Set problem
Return the material word for word. Do not include the pictures.

Input records
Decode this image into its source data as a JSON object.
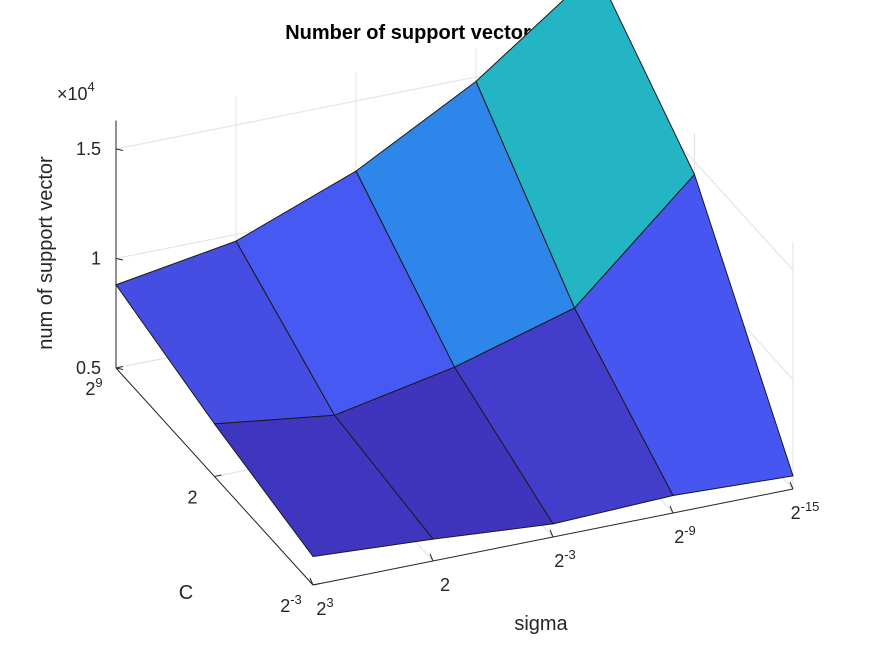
{
  "chart_data": {
    "type": "surface",
    "title": "Number of support vector genarted",
    "xlabel": "sigma",
    "ylabel": "C",
    "zlabel": "num of support vector",
    "z_multiplier": "×10",
    "z_multiplier_exp": "4",
    "x_ticks": [
      {
        "base": "2",
        "exp": "3"
      },
      {
        "base": "2",
        "exp": ""
      },
      {
        "base": "2",
        "exp": "-3"
      },
      {
        "base": "2",
        "exp": "-9"
      },
      {
        "base": "2",
        "exp": "-15"
      }
    ],
    "y_ticks": [
      {
        "base": "2",
        "exp": "-3"
      },
      {
        "base": "2",
        "exp": ""
      },
      {
        "base": "2",
        "exp": "9"
      }
    ],
    "z_ticks": [
      "0.5",
      "1",
      "1.5"
    ],
    "zlim": [
      0.5,
      1.5
    ],
    "grid": true,
    "colormap": [
      "#3d26a8",
      "#4758f3",
      "#1fa0e4",
      "#25c0b3",
      "#fbf523"
    ],
    "z_values": [
      [
        0.63,
        0.6,
        0.56,
        0.58,
        0.56
      ],
      [
        0.74,
        0.67,
        0.78,
        0.94,
        1.44
      ],
      [
        0.88,
        0.97,
        1.18,
        1.48,
        1.88
      ]
    ]
  }
}
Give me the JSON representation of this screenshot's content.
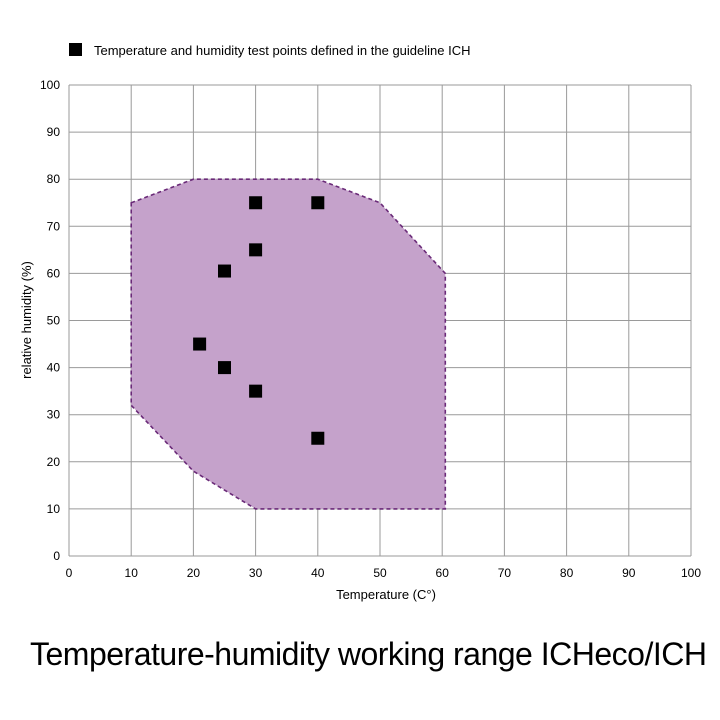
{
  "caption": "Temperature-humidity working range ICHeco/ICH",
  "chart_data": {
    "type": "scatter",
    "xlabel": "Temperature (C°)",
    "ylabel": "relative humidity (%)",
    "xlim": [
      0,
      100
    ],
    "ylim": [
      0,
      100
    ],
    "xticks": [
      0,
      10,
      20,
      30,
      40,
      50,
      60,
      70,
      80,
      90,
      100
    ],
    "yticks": [
      0,
      10,
      20,
      30,
      40,
      50,
      60,
      70,
      80,
      90,
      100
    ],
    "grid": true,
    "legend": {
      "placement": "top-left",
      "entries": [
        "Temperature and humidity test points defined in the guideline ICH"
      ]
    },
    "working_range": {
      "color": "#c5a2cb",
      "border_color": "#6a2a78",
      "points": [
        [
          10,
          75
        ],
        [
          20,
          80
        ],
        [
          40,
          80
        ],
        [
          50,
          75
        ],
        [
          60.5,
          60
        ],
        [
          60.5,
          10
        ],
        [
          30,
          10
        ],
        [
          20,
          18
        ],
        [
          10,
          32
        ]
      ]
    },
    "series": [
      {
        "name": "Temperature and humidity test points defined in the guideline ICH",
        "color": "#000000",
        "points": [
          [
            30,
            75
          ],
          [
            40,
            75
          ],
          [
            30,
            65
          ],
          [
            25,
            60.5
          ],
          [
            21,
            45
          ],
          [
            25,
            40
          ],
          [
            30,
            35
          ],
          [
            40,
            25
          ]
        ]
      }
    ]
  }
}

Result
Decode this image into its source data as a JSON object.
{
  "chart_data": {
    "type": "surface",
    "title": "Number of support vector genarted",
    "xlabel": "sigma",
    "ylabel": "C",
    "zlabel": "num of support vector",
    "z_multiplier": "×10",
    "z_multiplier_exp": "4",
    "x_ticks": [
      {
        "base": "2",
        "exp": "3"
      },
      {
        "base": "2",
        "exp": ""
      },
      {
        "base": "2",
        "exp": "-3"
      },
      {
        "base": "2",
        "exp": "-9"
      },
      {
        "base": "2",
        "exp": "-15"
      }
    ],
    "y_ticks": [
      {
        "base": "2",
        "exp": "-3"
      },
      {
        "base": "2",
        "exp": ""
      },
      {
        "base": "2",
        "exp": "9"
      }
    ],
    "z_ticks": [
      "0.5",
      "1",
      "1.5"
    ],
    "zlim": [
      0.5,
      1.5
    ],
    "grid": true,
    "colormap": [
      "#3d26a8",
      "#4758f3",
      "#1fa0e4",
      "#25c0b3",
      "#fbf523"
    ],
    "z_values": [
      [
        0.63,
        0.6,
        0.56,
        0.58,
        0.56
      ],
      [
        0.74,
        0.67,
        0.78,
        0.94,
        1.44
      ],
      [
        0.88,
        0.97,
        1.18,
        1.48,
        1.88
      ]
    ]
  }
}
Give me the JSON representation of this screenshot's content.
{
  "caption": "Temperature-humidity working range ICHeco/ICH",
  "chart_data": {
    "type": "scatter",
    "xlabel": "Temperature (C°)",
    "ylabel": "relative humidity (%)",
    "xlim": [
      0,
      100
    ],
    "ylim": [
      0,
      100
    ],
    "xticks": [
      0,
      10,
      20,
      30,
      40,
      50,
      60,
      70,
      80,
      90,
      100
    ],
    "yticks": [
      0,
      10,
      20,
      30,
      40,
      50,
      60,
      70,
      80,
      90,
      100
    ],
    "grid": true,
    "legend": {
      "placement": "top-left",
      "entries": [
        "Temperature and humidity test points defined in the guideline ICH"
      ]
    },
    "working_range": {
      "color": "#c5a2cb",
      "border_color": "#6a2a78",
      "points": [
        [
          10,
          75
        ],
        [
          20,
          80
        ],
        [
          40,
          80
        ],
        [
          50,
          75
        ],
        [
          60.5,
          60
        ],
        [
          60.5,
          10
        ],
        [
          30,
          10
        ],
        [
          20,
          18
        ],
        [
          10,
          32
        ]
      ]
    },
    "series": [
      {
        "name": "Temperature and humidity test points defined in the guideline ICH",
        "color": "#000000",
        "points": [
          [
            30,
            75
          ],
          [
            40,
            75
          ],
          [
            30,
            65
          ],
          [
            25,
            60.5
          ],
          [
            21,
            45
          ],
          [
            25,
            40
          ],
          [
            30,
            35
          ],
          [
            40,
            25
          ]
        ]
      }
    ]
  }
}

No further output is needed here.